** START Dataset **

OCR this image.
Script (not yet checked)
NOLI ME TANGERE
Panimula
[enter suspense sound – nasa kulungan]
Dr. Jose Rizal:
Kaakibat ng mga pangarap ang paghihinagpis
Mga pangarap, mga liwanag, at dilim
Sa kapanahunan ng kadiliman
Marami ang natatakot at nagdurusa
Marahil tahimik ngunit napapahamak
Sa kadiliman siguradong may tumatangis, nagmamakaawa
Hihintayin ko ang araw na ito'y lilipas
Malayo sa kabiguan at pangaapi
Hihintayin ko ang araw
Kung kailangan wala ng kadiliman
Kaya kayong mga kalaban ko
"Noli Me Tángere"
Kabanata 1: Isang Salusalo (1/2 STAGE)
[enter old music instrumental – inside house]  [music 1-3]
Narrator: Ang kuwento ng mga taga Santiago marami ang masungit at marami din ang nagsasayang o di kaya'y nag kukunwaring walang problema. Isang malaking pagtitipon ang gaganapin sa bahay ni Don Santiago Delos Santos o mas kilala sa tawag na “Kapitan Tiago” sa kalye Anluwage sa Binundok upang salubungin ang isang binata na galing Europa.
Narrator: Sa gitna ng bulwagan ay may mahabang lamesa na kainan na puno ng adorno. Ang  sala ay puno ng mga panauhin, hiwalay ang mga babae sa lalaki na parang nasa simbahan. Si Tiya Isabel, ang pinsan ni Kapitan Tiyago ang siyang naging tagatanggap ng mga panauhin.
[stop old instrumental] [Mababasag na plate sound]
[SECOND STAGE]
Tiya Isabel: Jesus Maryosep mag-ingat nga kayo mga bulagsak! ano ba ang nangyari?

** END Dataset **

_What you should do_
Copy out every line holding the string "STAGE".

_Exercise solution_
Kabanata 1: Isang Salusalo (1/2 STAGE)
[SECOND STAGE]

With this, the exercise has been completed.